== Problem ==
Report every line in the listing that contains the string "location".

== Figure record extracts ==

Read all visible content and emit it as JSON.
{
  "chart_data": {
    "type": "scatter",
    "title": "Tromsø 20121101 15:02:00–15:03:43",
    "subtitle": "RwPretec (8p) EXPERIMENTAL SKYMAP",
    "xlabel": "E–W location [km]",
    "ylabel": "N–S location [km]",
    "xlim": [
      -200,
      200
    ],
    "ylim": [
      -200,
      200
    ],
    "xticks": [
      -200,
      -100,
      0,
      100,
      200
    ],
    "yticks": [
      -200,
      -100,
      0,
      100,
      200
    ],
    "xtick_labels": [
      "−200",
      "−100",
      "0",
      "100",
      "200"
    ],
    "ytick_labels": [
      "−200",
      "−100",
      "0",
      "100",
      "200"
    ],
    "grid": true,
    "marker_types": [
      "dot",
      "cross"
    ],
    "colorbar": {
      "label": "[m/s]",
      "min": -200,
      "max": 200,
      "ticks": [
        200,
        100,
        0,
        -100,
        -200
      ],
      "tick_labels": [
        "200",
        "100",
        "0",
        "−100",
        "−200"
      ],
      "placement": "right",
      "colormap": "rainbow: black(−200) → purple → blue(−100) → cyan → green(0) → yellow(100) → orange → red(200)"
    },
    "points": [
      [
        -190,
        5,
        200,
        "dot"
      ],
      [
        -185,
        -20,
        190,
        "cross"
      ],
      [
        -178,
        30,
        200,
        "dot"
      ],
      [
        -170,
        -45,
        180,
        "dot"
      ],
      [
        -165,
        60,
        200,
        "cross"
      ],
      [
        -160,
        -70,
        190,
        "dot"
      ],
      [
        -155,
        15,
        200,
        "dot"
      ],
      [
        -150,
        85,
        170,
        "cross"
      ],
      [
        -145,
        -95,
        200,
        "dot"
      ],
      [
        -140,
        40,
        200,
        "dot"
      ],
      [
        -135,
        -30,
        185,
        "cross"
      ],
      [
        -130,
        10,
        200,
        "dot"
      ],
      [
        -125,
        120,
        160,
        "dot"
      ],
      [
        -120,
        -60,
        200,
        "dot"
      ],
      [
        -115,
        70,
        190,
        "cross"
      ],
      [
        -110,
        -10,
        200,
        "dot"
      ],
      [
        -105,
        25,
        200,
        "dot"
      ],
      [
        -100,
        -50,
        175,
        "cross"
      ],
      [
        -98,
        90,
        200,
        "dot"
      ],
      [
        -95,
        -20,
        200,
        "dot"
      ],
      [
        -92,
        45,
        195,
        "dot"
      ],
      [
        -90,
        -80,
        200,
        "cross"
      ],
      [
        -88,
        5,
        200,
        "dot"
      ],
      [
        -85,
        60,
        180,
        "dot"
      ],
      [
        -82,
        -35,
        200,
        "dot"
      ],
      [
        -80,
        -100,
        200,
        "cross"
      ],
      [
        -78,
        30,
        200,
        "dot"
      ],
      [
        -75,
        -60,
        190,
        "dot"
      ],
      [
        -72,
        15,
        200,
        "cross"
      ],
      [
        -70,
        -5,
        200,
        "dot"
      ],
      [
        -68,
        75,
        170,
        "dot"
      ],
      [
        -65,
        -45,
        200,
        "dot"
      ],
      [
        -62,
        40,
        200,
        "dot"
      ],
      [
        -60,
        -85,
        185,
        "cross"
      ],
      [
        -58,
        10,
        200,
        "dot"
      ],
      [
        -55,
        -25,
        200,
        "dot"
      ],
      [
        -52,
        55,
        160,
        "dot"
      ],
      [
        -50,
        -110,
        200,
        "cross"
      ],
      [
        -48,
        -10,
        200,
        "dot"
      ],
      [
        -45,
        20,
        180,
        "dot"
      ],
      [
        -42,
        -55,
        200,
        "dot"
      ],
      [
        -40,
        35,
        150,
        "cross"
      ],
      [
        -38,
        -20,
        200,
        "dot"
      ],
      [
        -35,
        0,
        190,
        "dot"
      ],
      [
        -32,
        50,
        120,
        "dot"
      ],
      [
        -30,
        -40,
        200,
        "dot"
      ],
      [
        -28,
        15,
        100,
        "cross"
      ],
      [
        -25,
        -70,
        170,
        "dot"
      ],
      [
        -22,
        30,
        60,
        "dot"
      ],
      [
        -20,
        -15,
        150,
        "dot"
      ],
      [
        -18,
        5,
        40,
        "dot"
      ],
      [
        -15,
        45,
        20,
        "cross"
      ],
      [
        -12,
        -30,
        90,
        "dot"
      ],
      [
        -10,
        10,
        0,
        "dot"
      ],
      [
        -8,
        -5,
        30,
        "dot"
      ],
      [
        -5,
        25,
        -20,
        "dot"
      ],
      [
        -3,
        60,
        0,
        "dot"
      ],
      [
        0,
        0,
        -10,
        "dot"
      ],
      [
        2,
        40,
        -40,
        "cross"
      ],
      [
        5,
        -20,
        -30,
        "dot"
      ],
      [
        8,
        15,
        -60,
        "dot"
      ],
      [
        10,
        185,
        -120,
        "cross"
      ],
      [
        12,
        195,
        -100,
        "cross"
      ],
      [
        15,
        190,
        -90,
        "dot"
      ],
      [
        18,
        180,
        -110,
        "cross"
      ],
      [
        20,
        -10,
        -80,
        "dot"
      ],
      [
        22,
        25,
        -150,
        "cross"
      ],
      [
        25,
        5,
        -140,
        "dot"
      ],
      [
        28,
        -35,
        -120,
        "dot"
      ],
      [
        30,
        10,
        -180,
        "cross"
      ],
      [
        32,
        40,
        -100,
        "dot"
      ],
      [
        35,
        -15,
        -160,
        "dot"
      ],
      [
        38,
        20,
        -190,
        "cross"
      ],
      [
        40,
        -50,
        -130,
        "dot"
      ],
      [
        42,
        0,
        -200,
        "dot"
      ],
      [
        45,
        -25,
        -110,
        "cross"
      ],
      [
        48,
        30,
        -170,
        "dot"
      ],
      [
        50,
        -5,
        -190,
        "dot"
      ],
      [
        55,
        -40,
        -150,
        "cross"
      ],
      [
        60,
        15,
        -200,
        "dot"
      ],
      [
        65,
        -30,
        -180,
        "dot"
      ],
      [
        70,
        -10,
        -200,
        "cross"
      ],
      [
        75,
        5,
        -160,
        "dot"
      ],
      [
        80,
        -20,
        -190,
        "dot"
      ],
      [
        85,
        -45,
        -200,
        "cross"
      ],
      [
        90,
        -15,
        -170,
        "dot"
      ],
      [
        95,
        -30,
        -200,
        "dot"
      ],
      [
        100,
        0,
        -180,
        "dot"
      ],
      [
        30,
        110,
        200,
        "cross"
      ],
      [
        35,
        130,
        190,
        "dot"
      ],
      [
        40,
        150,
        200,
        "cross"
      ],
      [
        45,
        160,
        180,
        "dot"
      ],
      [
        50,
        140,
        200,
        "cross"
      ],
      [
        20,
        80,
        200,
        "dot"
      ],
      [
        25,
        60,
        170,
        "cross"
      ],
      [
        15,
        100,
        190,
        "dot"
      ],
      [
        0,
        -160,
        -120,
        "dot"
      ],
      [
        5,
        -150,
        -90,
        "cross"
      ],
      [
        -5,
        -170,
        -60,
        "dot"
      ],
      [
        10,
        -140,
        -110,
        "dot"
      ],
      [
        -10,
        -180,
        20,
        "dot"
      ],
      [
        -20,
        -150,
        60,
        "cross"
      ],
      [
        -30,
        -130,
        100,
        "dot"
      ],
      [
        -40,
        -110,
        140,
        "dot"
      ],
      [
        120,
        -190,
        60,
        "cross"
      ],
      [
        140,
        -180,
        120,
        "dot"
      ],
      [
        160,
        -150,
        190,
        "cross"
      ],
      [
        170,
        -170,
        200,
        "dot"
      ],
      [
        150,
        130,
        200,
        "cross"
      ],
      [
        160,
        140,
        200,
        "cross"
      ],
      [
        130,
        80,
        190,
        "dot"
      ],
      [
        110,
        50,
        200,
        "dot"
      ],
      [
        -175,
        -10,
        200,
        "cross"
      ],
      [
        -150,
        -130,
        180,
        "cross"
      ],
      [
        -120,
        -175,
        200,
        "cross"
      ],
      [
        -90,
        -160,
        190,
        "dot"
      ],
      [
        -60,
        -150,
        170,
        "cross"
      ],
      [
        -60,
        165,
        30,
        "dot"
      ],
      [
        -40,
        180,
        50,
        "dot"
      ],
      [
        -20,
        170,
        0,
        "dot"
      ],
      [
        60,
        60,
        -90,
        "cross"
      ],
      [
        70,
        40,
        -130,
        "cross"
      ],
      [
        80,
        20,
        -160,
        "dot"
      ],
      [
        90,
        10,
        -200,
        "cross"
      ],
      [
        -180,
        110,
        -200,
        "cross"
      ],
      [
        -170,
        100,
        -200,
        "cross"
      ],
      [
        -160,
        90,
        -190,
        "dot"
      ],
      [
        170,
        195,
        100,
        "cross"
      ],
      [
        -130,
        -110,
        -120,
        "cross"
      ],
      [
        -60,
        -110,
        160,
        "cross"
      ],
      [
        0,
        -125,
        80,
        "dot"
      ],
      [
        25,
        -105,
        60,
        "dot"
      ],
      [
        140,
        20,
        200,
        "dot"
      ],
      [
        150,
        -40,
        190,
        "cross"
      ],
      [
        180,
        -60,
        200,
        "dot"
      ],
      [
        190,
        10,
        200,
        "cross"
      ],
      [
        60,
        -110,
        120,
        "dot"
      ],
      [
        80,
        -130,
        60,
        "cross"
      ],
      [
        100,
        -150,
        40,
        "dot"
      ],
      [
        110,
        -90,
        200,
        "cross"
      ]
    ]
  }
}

== Finished answer ==
    "xlabel": "E–W location [km]",
    "ylabel": "N–S location [km]",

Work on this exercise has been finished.